**STATED GOAL:** Single out the lines of the material that contain "page" and copy them.

[Data records]
— Start —

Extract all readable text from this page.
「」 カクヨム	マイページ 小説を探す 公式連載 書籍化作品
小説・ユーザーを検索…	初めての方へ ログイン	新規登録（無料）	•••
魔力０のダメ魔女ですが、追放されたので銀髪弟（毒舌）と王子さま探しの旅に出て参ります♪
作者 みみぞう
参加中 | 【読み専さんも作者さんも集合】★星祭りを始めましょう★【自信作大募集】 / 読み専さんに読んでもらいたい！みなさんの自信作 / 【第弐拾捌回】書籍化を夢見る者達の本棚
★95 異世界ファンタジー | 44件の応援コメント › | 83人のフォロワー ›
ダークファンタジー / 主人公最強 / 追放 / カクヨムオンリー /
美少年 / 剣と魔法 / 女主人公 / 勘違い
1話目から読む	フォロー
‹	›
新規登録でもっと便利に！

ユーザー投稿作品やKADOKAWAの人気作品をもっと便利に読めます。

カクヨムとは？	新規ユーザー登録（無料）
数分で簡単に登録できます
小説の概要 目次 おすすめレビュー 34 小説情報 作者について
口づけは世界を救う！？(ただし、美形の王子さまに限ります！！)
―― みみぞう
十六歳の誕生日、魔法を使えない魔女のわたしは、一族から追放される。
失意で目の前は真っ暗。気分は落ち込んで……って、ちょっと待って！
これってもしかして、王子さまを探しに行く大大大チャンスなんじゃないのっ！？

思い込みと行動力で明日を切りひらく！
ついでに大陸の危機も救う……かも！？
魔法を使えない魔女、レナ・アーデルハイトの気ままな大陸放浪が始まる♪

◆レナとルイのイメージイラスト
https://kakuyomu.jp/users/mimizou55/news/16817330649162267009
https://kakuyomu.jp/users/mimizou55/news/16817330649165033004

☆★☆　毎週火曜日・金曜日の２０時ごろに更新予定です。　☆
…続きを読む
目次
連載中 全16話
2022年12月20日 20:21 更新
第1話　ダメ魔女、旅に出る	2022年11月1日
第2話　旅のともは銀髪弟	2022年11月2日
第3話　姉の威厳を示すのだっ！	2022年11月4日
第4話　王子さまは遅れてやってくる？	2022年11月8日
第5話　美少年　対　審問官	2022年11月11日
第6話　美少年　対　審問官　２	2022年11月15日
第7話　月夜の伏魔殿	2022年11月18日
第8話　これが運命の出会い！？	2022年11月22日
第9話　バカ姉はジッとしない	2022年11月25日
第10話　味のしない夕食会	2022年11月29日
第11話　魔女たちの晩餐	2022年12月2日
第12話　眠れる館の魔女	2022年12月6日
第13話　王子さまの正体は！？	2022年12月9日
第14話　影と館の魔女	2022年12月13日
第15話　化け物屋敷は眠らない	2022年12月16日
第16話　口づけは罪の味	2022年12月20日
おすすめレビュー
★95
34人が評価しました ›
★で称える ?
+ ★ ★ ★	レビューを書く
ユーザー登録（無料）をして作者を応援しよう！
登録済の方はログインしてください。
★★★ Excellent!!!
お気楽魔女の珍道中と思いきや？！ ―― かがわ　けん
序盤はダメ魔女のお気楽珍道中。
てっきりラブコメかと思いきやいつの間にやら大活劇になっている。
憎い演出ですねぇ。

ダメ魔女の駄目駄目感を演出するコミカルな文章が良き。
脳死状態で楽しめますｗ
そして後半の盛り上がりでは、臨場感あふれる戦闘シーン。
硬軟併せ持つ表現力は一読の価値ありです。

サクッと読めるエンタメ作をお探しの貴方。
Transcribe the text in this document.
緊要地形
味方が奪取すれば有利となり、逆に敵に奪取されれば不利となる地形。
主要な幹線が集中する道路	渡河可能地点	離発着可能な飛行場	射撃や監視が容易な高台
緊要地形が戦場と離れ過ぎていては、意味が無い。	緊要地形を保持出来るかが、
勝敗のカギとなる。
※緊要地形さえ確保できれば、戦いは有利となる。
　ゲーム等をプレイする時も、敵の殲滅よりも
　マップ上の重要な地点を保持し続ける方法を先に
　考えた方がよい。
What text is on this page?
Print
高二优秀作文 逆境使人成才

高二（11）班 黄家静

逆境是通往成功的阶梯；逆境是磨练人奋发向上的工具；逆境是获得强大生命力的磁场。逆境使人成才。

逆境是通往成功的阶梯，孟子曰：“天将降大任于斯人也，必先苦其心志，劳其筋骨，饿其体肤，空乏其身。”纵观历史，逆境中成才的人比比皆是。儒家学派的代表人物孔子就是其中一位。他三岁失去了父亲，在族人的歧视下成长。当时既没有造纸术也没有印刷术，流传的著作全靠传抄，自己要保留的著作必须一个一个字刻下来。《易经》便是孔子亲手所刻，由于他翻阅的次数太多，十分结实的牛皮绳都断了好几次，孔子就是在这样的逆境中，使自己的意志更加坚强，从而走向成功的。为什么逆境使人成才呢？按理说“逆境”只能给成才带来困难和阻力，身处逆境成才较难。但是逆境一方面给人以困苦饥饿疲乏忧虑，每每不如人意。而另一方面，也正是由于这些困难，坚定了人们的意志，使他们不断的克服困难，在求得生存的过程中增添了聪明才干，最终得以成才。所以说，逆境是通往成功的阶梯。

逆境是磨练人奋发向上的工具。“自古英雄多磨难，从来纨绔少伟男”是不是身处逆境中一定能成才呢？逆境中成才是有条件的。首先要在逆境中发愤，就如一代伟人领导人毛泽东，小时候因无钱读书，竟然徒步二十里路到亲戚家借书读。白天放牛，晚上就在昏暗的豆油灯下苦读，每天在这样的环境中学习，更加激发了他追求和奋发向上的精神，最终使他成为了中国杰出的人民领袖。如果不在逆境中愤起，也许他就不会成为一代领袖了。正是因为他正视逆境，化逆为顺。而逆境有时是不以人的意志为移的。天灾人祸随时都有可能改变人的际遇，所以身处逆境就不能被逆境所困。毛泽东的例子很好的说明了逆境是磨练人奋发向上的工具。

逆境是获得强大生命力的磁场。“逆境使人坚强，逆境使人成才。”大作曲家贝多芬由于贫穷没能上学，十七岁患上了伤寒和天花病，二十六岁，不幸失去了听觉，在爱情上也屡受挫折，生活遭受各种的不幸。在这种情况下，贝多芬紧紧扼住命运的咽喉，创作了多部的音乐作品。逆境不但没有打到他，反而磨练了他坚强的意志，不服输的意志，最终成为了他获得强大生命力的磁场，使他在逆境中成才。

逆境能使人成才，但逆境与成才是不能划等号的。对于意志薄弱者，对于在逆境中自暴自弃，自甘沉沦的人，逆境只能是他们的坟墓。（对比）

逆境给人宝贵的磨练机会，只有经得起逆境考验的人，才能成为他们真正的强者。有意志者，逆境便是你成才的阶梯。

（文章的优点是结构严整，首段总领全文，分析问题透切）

— End —

**FINISHED TASK:**
Extract all readable text from this page.
What text is on this page?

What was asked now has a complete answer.